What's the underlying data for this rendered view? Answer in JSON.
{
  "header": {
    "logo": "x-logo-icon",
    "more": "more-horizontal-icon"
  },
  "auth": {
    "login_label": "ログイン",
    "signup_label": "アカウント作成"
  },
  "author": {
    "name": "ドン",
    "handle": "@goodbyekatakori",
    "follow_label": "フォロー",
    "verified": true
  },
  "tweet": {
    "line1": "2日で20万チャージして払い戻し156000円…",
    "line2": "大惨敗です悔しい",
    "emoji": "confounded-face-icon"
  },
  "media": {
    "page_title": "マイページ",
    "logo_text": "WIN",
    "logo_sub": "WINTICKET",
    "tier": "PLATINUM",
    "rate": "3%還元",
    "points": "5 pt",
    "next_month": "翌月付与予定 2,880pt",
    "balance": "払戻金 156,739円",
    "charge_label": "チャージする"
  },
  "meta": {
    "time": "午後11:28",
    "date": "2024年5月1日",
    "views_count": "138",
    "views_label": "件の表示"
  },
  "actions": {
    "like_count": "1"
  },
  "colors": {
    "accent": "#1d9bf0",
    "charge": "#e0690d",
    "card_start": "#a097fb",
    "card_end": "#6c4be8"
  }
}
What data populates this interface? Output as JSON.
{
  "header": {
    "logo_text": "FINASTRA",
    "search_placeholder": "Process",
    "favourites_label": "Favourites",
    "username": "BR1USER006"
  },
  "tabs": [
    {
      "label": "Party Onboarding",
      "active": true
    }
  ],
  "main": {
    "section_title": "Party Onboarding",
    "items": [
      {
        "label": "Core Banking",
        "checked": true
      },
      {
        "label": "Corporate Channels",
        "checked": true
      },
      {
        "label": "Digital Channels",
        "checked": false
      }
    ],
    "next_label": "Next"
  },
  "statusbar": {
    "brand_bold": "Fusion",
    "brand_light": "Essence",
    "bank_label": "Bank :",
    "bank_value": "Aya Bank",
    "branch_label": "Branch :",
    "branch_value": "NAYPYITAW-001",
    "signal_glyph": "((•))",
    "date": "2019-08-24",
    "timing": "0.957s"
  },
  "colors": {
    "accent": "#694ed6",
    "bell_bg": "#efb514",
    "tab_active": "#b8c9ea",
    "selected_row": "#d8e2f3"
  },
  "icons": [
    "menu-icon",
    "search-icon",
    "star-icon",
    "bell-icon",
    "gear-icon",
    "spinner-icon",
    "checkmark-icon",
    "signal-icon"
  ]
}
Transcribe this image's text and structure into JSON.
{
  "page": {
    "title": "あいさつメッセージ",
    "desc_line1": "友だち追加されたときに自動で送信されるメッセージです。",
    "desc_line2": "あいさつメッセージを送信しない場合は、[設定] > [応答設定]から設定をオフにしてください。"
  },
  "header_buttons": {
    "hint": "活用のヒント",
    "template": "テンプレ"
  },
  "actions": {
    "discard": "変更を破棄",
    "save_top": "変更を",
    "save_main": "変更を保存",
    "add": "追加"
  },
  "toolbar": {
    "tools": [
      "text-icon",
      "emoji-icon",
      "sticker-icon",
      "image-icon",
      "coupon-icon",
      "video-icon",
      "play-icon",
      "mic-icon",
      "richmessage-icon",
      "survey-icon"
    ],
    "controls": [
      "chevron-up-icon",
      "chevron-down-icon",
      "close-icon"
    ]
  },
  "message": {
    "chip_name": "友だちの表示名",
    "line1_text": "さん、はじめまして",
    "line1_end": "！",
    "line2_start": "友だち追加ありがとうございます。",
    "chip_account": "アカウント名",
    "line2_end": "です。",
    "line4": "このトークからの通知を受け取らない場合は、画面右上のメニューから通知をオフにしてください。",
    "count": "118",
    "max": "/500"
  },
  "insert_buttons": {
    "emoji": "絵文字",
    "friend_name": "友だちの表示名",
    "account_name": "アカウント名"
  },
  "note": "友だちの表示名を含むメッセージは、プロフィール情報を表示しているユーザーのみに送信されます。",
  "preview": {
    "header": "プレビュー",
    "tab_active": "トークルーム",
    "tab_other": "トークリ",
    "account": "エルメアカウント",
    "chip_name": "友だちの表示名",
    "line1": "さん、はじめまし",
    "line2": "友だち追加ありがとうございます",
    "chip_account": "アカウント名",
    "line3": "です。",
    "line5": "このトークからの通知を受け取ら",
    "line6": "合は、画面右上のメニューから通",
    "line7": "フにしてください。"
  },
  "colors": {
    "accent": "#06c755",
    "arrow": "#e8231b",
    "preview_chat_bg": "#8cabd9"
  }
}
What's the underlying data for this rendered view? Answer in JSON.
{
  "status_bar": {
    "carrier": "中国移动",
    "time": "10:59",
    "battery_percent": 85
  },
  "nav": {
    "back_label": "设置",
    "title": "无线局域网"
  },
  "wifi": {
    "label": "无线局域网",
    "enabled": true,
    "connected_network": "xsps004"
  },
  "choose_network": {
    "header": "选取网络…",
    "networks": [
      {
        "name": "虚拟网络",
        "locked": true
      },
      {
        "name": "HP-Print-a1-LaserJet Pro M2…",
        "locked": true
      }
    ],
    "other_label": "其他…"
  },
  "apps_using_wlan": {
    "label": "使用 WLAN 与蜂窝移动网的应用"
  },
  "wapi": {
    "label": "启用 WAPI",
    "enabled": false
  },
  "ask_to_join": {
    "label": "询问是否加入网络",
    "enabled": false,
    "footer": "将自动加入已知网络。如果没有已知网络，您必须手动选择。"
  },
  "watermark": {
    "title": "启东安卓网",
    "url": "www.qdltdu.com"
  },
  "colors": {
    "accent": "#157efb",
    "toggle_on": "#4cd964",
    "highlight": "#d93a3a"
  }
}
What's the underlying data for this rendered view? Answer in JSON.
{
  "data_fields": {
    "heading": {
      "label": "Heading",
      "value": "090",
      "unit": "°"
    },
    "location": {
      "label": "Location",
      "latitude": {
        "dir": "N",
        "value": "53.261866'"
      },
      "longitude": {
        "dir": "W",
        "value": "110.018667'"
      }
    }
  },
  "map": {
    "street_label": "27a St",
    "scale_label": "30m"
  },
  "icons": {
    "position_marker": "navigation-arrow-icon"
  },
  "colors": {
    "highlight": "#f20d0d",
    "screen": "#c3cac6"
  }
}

※ ※ ※

Extract each line of the listing above, copying it word for word.

- RESPONSE BELOW
What's the underlying data for this rendered view? Answer in JSON.
{
  "header": {
    "logo": "x-logo-icon",
    "more": "more-horizontal-icon"
  },
  "auth": {
    "login_label": "ログイン",
    "signup_label": "アカウント作成"
  },
  "author": {
    "name": "ドン",
    "handle": "@goodbyekatakori",
    "follow_label": "フォロー",
    "verified": true
  },
  "tweet": {
    "line1": "2日で20万チャージして払い戻し156000円…",
    "line2": "大惨敗です悔しい",
    "emoji": "confounded-face-icon"
  },
  "media": {
    "page_title": "マイページ",
    "logo_text": "WIN",
    "logo_sub": "WINTICKET",
    "tier": "PLATINUM",
    "rate": "3%還元",
    "points": "5 pt",
    "next_month": "翌月付与予定 2,880pt",
    "balance": "払戻金 156,739円",
    "charge_label": "チャージする"
  },
  "meta": {
    "time": "午後11:28",
    "date": "2024年5月1日",
    "views_count": "138",
    "views_label": "件の表示"
  },
  "actions": {
    "like_count": "1"
  },
  "colors": {
    "accent": "#1d9bf0",
    "charge": "#e0690d",
    "card_start": "#a097fb",
    "card_end": "#6c4be8"
  }
}
What data populates this interface? Output as JSON.
{
  "header": {
    "logo_text": "FINASTRA",
    "search_placeholder": "Process",
    "favourites_label": "Favourites",
    "username": "BR1USER006"
  },
  "tabs": [
    {
      "label": "Party Onboarding",
      "active": true
    }
  ],
  "main": {
    "section_title": "Party Onboarding",
    "items": [
      {
        "label": "Core Banking",
        "checked": true
      },
      {
        "label": "Corporate Channels",
        "checked": true
      },
      {
        "label": "Digital Channels",
        "checked": false
      }
    ],
    "next_label": "Next"
  },
  "statusbar": {
    "brand_bold": "Fusion",
    "brand_light": "Essence",
    "bank_label": "Bank :",
    "bank_value": "Aya Bank",
    "branch_label": "Branch :",
    "branch_value": "NAYPYITAW-001",
    "signal_glyph": "((•))",
    "date": "2019-08-24",
    "timing": "0.957s"
  },
  "colors": {
    "accent": "#694ed6",
    "bell_bg": "#efb514",
    "tab_active": "#b8c9ea",
    "selected_row": "#d8e2f3"
  },
  "icons": [
    "menu-icon",
    "search-icon",
    "star-icon",
    "bell-icon",
    "gear-icon",
    "spinner-icon",
    "checkmark-icon",
    "signal-icon"
  ]
}
Transcribe this image's text and structure into JSON.
{
  "page": {
    "title": "あいさつメッセージ",
    "desc_line1": "友だち追加されたときに自動で送信されるメッセージです。",
    "desc_line2": "あいさつメッセージを送信しない場合は、[設定] > [応答設定]から設定をオフにしてください。"
  },
  "header_buttons": {
    "hint": "活用のヒント",
    "template": "テンプレ"
  },
  "actions": {
    "discard": "変更を破棄",
    "save_top": "変更を",
    "save_main": "変更を保存",
    "add": "追加"
  },
  "toolbar": {
    "tools": [
      "text-icon",
      "emoji-icon",
      "sticker-icon",
      "image-icon",
      "coupon-icon",
      "video-icon",
      "play-icon",
      "mic-icon",
      "richmessage-icon",
      "survey-icon"
    ],
    "controls": [
      "chevron-up-icon",
      "chevron-down-icon",
      "close-icon"
    ]
  },
  "message": {
    "chip_name": "友だちの表示名",
    "line1_text": "さん、はじめまして",
    "line1_end": "！",
    "line2_start": "友だち追加ありがとうございます。",
    "chip_account": "アカウント名",
    "line2_end": "です。",
    "line4": "このトークからの通知を受け取らない場合は、画面右上のメニューから通知をオフにしてください。",
    "count": "118",
    "max": "/500"
  },
  "insert_buttons": {
    "emoji": "絵文字",
    "friend_name": "友だちの表示名",
    "account_name": "アカウント名"
  },
  "note": "友だちの表示名を含むメッセージは、プロフィール情報を表示しているユーザーのみに送信されます。",
  "preview": {
    "header": "プレビュー",
    "tab_active": "トークルーム",
    "tab_other": "トークリ",
    "account": "エルメアカウント",
    "chip_name": "友だちの表示名",
    "line1": "さん、はじめまし",
    "line2": "友だち追加ありがとうございます",
    "chip_account": "アカウント名",
    "line3": "です。",
    "line5": "このトークからの通知を受け取ら",
    "line6": "合は、画面右上のメニューから通",
    "line7": "フにしてください。"
  },
  "colors": {
    "accent": "#06c755",
    "arrow": "#e8231b",
    "preview_chat_bg": "#8cabd9"
  }
}
What's the underlying data for this rendered view? Answer in JSON.
{
  "status_bar": {
    "carrier": "中国移动",
    "time": "10:59",
    "battery_percent": 85
  },
  "nav": {
    "back_label": "设置",
    "title": "无线局域网"
  },
  "wifi": {
    "label": "无线局域网",
    "enabled": true,
    "connected_network": "xsps004"
  },
  "choose_network": {
    "header": "选取网络…",
    "networks": [
      {
        "name": "虚拟网络",
        "locked": true
      },
      {
        "name": "HP-Print-a1-LaserJet Pro M2…",
        "locked": true
      }
    ],
    "other_label": "其他…"
  },
  "apps_using_wlan": {
    "label": "使用 WLAN 与蜂窝移动网的应用"
  },
  "wapi": {
    "label": "启用 WAPI",
    "enabled": false
  },
  "ask_to_join": {
    "label": "询问是否加入网络",
    "enabled": false,
    "footer": "将自动加入已知网络。如果没有已知网络，您必须手动选择。"
  },
  "watermark": {
    "title": "启东安卓网",
    "url": "www.qdltdu.com"
  },
  "colors": {
    "accent": "#157efb",
    "toggle_on": "#4cd964",
    "highlight": "#d93a3a"
  }
}
What's the underlying data for this rendered view? Answer in JSON.
{
  "data_fields": {
    "heading": {
      "label": "Heading",
      "value": "090",
      "unit": "°"
    },
    "location": {
      "label": "Location",
      "latitude": {
        "dir": "N",
        "value": "53.261866'"
      },
      "longitude": {
        "dir": "W",
        "value": "110.018667'"
      }
    }
  },
  "map": {
    "street_label": "27a St",
    "scale_label": "30m"
  },
  "icons": {
    "position_marker": "navigation-arrow-icon"
  },
  "colors": {
    "highlight": "#f20d0d",
    "screen": "#c3cac6"
  }
}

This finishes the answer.